**Task details:** Set the following entries down again exactly, line by line.

**Given data:**

★ ★ ★ ★ ★

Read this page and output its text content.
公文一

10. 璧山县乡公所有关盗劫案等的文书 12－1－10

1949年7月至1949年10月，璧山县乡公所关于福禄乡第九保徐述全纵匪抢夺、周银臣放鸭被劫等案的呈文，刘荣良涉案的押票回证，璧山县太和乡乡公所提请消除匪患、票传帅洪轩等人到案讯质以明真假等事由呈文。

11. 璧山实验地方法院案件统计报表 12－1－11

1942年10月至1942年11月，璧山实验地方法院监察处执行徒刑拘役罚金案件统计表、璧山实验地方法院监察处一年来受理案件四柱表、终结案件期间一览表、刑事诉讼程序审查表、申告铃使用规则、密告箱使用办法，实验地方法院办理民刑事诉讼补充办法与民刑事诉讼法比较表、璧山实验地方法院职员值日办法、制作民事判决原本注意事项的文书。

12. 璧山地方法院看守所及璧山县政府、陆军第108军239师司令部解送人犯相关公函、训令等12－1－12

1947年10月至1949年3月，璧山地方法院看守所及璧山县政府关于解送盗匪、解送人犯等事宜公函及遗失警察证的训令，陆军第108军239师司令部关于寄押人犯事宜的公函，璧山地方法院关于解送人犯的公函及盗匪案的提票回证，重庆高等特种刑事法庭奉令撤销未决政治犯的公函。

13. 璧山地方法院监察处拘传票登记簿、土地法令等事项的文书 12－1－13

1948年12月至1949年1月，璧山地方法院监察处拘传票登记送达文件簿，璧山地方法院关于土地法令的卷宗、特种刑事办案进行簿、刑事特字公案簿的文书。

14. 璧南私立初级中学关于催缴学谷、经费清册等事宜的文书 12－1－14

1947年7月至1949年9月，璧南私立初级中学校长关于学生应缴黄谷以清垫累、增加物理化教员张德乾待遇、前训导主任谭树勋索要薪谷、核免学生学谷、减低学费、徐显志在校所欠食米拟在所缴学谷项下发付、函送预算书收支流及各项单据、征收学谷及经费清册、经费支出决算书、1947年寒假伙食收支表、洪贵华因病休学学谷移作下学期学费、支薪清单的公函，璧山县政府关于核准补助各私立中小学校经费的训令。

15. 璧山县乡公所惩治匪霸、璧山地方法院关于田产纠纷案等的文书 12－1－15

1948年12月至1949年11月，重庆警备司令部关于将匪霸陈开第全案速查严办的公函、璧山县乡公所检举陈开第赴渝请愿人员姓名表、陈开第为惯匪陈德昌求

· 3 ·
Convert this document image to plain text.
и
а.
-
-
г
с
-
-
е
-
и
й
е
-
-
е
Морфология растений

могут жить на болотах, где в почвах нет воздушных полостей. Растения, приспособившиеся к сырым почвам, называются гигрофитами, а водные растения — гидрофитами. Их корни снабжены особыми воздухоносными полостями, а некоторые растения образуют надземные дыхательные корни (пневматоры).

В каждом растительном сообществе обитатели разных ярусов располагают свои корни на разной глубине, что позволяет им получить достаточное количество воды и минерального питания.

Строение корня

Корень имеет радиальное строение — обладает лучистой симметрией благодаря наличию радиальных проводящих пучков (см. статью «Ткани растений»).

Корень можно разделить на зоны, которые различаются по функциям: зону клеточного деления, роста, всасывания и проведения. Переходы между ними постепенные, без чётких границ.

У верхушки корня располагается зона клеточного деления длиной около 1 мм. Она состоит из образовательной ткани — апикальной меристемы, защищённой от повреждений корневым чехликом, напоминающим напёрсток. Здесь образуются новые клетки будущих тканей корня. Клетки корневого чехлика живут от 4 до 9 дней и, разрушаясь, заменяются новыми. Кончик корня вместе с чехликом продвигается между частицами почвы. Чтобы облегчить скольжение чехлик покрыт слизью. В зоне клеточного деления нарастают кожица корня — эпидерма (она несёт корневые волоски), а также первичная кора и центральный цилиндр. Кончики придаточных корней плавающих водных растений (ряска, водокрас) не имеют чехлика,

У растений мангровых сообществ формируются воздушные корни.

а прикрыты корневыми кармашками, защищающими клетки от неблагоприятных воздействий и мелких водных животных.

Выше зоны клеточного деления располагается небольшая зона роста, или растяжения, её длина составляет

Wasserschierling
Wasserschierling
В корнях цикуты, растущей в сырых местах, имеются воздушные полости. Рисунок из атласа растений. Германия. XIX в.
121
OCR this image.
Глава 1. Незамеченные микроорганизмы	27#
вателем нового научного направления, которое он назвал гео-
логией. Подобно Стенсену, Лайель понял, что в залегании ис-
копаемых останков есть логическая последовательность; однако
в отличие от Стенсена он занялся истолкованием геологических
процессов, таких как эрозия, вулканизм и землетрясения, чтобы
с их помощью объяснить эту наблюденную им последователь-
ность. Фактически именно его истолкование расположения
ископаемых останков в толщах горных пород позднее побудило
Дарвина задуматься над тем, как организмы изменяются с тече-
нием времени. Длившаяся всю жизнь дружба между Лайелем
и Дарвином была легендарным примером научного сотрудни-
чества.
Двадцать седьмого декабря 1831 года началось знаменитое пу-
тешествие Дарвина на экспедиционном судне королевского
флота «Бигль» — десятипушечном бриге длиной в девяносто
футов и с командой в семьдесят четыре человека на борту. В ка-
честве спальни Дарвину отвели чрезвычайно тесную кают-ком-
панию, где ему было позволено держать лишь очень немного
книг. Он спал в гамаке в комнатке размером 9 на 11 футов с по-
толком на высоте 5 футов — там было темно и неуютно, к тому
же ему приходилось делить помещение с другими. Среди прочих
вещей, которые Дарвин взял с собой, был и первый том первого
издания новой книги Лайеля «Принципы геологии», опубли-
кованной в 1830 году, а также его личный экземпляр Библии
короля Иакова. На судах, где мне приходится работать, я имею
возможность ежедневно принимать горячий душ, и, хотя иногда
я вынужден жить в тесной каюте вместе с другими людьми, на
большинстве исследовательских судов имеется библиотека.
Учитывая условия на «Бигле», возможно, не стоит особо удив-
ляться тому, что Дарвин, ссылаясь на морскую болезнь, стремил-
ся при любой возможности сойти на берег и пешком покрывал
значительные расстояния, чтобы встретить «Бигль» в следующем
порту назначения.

★ ★ ★ ★ ★

**Solution to this problem:**
Read this page and output its text content.
公文一

10. 璧山县乡公所有关盗劫案等的文书 12－1－10

1949年7月至1949年10月，璧山县乡公所关于福禄乡第九保徐述全纵匪抢夺、周银臣放鸭被劫等案的呈文，刘荣良涉案的押票回证，璧山县太和乡乡公所提请消除匪患、票传帅洪轩等人到案讯质以明真假等事由呈文。

11. 璧山实验地方法院案件统计报表 12－1－11

1942年10月至1942年11月，璧山实验地方法院监察处执行徒刑拘役罚金案件统计表、璧山实验地方法院监察处一年来受理案件四柱表、终结案件期间一览表、刑事诉讼程序审查表、申告铃使用规则、密告箱使用办法，实验地方法院办理民刑事诉讼补充办法与民刑事诉讼法比较表、璧山实验地方法院职员值日办法、制作民事判决原本注意事项的文书。

12. 璧山地方法院看守所及璧山县政府、陆军第108军239师司令部解送人犯相关公函、训令等12－1－12

1947年10月至1949年3月，璧山地方法院看守所及璧山县政府关于解送盗匪、解送人犯等事宜公函及遗失警察证的训令，陆军第108军239师司令部关于寄押人犯事宜的公函，璧山地方法院关于解送人犯的公函及盗匪案的提票回证，重庆高等特种刑事法庭奉令撤销未决政治犯的公函。

13. 璧山地方法院监察处拘传票登记簿、土地法令等事项的文书 12－1－13

1948年12月至1949年1月，璧山地方法院监察处拘传票登记送达文件簿，璧山地方法院关于土地法令的卷宗、特种刑事办案进行簿、刑事特字公案簿的文书。

14. 璧南私立初级中学关于催缴学谷、经费清册等事宜的文书 12－1－14

1947年7月至1949年9月，璧南私立初级中学校长关于学生应缴黄谷以清垫累、增加物理化教员张德乾待遇、前训导主任谭树勋索要薪谷、核免学生学谷、减低学费、徐显志在校所欠食米拟在所缴学谷项下发付、函送预算书收支流及各项单据、征收学谷及经费清册、经费支出决算书、1947年寒假伙食收支表、洪贵华因病休学学谷移作下学期学费、支薪清单的公函，璧山县政府关于核准补助各私立中小学校经费的训令。

15. 璧山县乡公所惩治匪霸、璧山地方法院关于田产纠纷案等的文书 12－1－15

1948年12月至1949年11月，重庆警备司令部关于将匪霸陈开第全案速查严办的公函、璧山县乡公所检举陈开第赴渝请愿人员姓名表、陈开第为惯匪陈德昌求

· 3 ·
Convert this document image to plain text.
и
а.
-
-
г
с
-
-
е
-
и
й
е
-
-
е
Морфология растений

могут жить на болотах, где в почвах нет воздушных полостей. Растения, приспособившиеся к сырым почвам, называются гигрофитами, а водные растения — гидрофитами. Их корни снабжены особыми воздухоносными полостями, а некоторые растения образуют надземные дыхательные корни (пневматоры).

В каждом растительном сообществе обитатели разных ярусов располагают свои корни на разной глубине, что позволяет им получить достаточное количество воды и минерального питания.

Строение корня

Корень имеет радиальное строение — обладает лучистой симметрией благодаря наличию радиальных проводящих пучков (см. статью «Ткани растений»).

Корень можно разделить на зоны, которые различаются по функциям: зону клеточного деления, роста, всасывания и проведения. Переходы между ними постепенные, без чётких границ.

У верхушки корня располагается зона клеточного деления длиной около 1 мм. Она состоит из образовательной ткани — апикальной меристемы, защищённой от повреждений корневым чехликом, напоминающим напёрсток. Здесь образуются новые клетки будущих тканей корня. Клетки корневого чехлика живут от 4 до 9 дней и, разрушаясь, заменяются новыми. Кончик корня вместе с чехликом продвигается между частицами почвы. Чтобы облегчить скольжение чехлик покрыт слизью. В зоне клеточного деления нарастают кожица корня — эпидерма (она несёт корневые волоски), а также первичная кора и центральный цилиндр. Кончики придаточных корней плавающих водных растений (ряска, водокрас) не имеют чехлика,

У растений мангровых сообществ формируются воздушные корни.

а прикрыты корневыми кармашками, защищающими клетки от неблагоприятных воздействий и мелких водных животных.

Выше зоны клеточного деления располагается небольшая зона роста, или растяжения, её длина составляет

Wasserschierling
Wasserschierling
В корнях цикуты, растущей в сырых местах, имеются воздушные полости. Рисунок из атласа растений. Германия. XIX в.
121
OCR this image.
Глава 1. Незамеченные микроорганизмы	27#
вателем нового научного направления, которое он назвал гео-
логией. Подобно Стенсену, Лайель понял, что в залегании ис-
копаемых останков есть логическая последовательность; однако
в отличие от Стенсена он занялся истолкованием геологических
процессов, таких как эрозия, вулканизм и землетрясения, чтобы
с их помощью объяснить эту наблюденную им последователь-
ность. Фактически именно его истолкование расположения
ископаемых останков в толщах горных пород позднее побудило
Дарвина задуматься над тем, как организмы изменяются с тече-
нием времени. Длившаяся всю жизнь дружба между Лайелем
и Дарвином была легендарным примером научного сотрудни-
чества.
Двадцать седьмого декабря 1831 года началось знаменитое пу-
тешествие Дарвина на экспедиционном судне королевского
флота «Бигль» — десятипушечном бриге длиной в девяносто
футов и с командой в семьдесят четыре человека на борту. В ка-
честве спальни Дарвину отвели чрезвычайно тесную кают-ком-
панию, где ему было позволено держать лишь очень немного
книг. Он спал в гамаке в комнатке размером 9 на 11 футов с по-
толком на высоте 5 футов — там было темно и неуютно, к тому
же ему приходилось делить помещение с другими. Среди прочих
вещей, которые Дарвин взял с собой, был и первый том первого
издания новой книги Лайеля «Принципы геологии», опубли-
кованной в 1830 году, а также его личный экземпляр Библии
короля Иакова. На судах, где мне приходится работать, я имею
возможность ежедневно принимать горячий душ, и, хотя иногда
я вынужден жить в тесной каюте вместе с другими людьми, на
большинстве исследовательских судов имеется библиотека.
Учитывая условия на «Бигле», возможно, не стоит особо удив-
ляться тому, что Дарвин, ссылаясь на морскую болезнь, стремил-
ся при любой возможности сойти на берег и пешком покрывал
значительные расстояния, чтобы встретить «Бигль» в следующем
порту назначения.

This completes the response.